◆ **BRIEF**:
Give the listing again exactly, omitting its images.

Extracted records
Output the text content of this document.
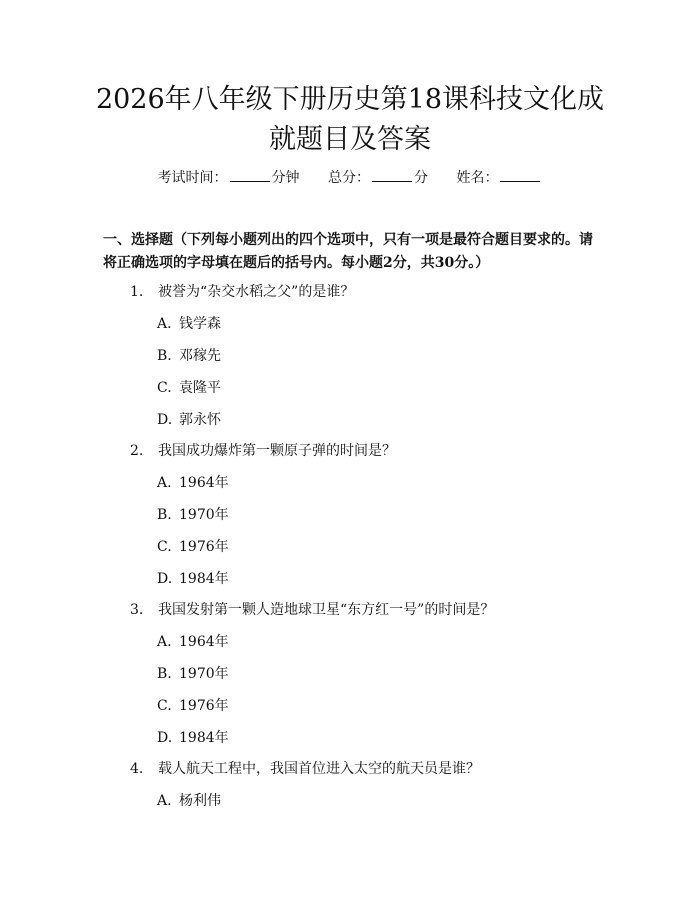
2026年八年级下册历史第18课科技文化成
就题目及答案
考试时间：	分钟 总分：	分 姓名：

一、选择题（下列每小题列出的四个选项中，只有一项是最符合题目要求的。请将正确选项的字母填在题后的括号内。每小题2分，共30分。）

1. 被誉为“杂交水稻之父”的是谁？
A. 钱学森
B. 邓稼先
C. 袁隆平
D. 郭永怀
2. 我国成功爆炸第一颗原子弹的时间是？
A. 1964年
B. 1970年
C. 1976年
D. 1984年
3. 我国发射第一颗人造地球卫星“东方红一号”的时间是？
A. 1964年
B. 1970年
C. 1976年
D. 1984年
4. 载人航天工程中，我国首位进入太空的航天员是谁？
A. 杨利伟
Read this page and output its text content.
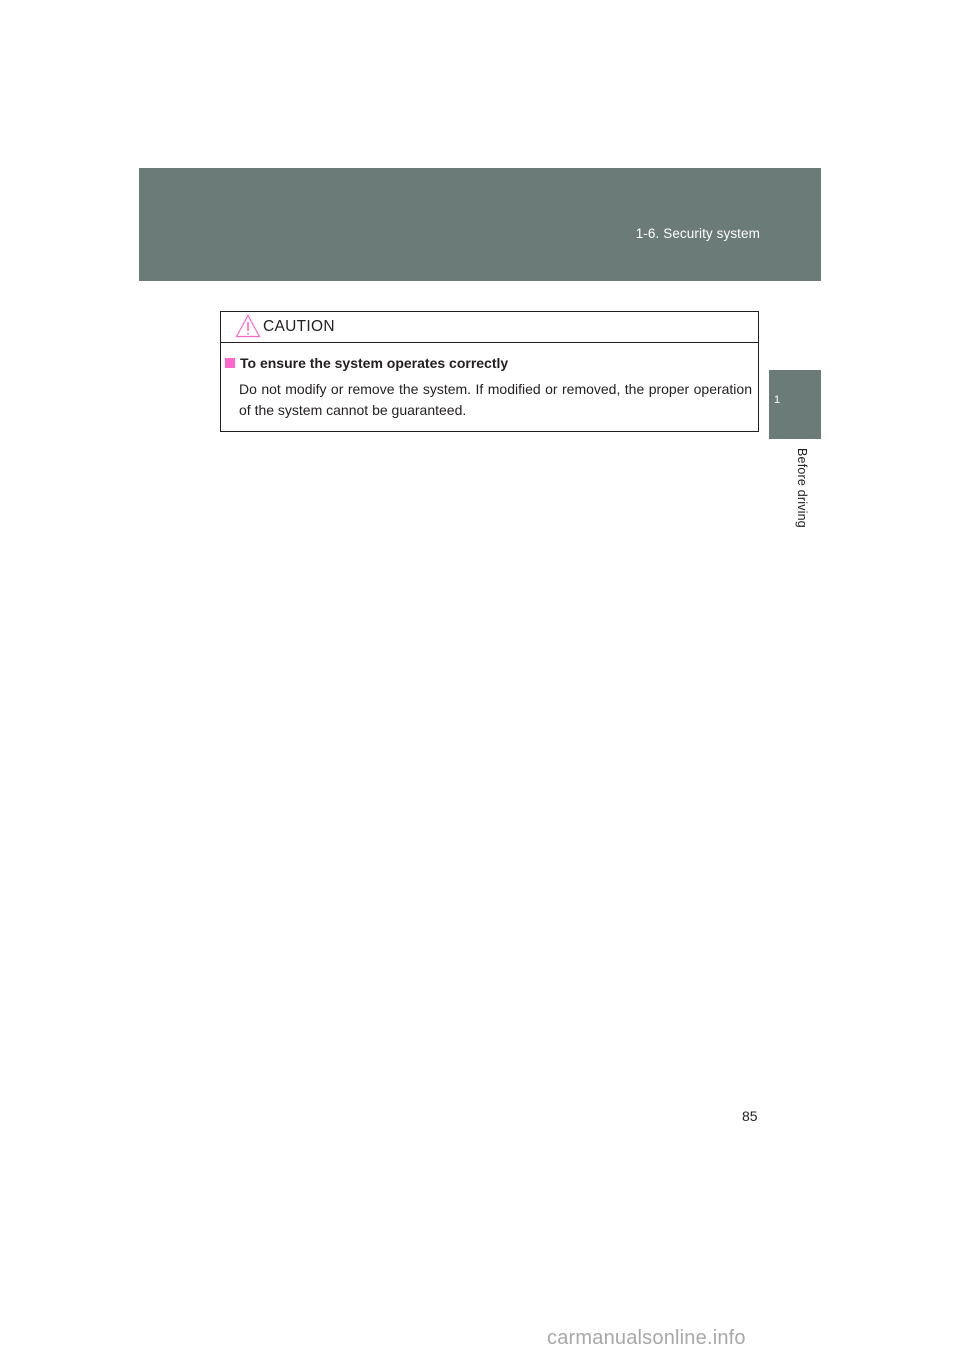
1-6. Security system
1
Before driving
CAUTION
To ensure the system operates correctly

Do not modify or remove the system. If modified or removed, the proper operation of the system cannot be guaranteed.

85
carmanualsonline.info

◆ **RESPONSE FOR THIS EXERCISE**:
Output the text content of this document.
2026年八年级下册历史第18课科技文化成
就题目及答案
考试时间：	分钟 总分：	分 姓名：

一、选择题（下列每小题列出的四个选项中，只有一项是最符合题目要求的。请将正确选项的字母填在题后的括号内。每小题2分，共30分。）

1. 被誉为“杂交水稻之父”的是谁？
A. 钱学森
B. 邓稼先
C. 袁隆平
D. 郭永怀
2. 我国成功爆炸第一颗原子弹的时间是？
A. 1964年
B. 1970年
C. 1976年
D. 1984年
3. 我国发射第一颗人造地球卫星“东方红一号”的时间是？
A. 1964年
B. 1970年
C. 1976年
D. 1984年
4. 载人航天工程中，我国首位进入太空的航天员是谁？
A. 杨利伟
Read this page and output its text content.
1-6. Security system
1
Before driving
CAUTION
To ensure the system operates correctly

Do not modify or remove the system. If modified or removed, the proper operation of the system cannot be guaranteed.

85
carmanualsonline.info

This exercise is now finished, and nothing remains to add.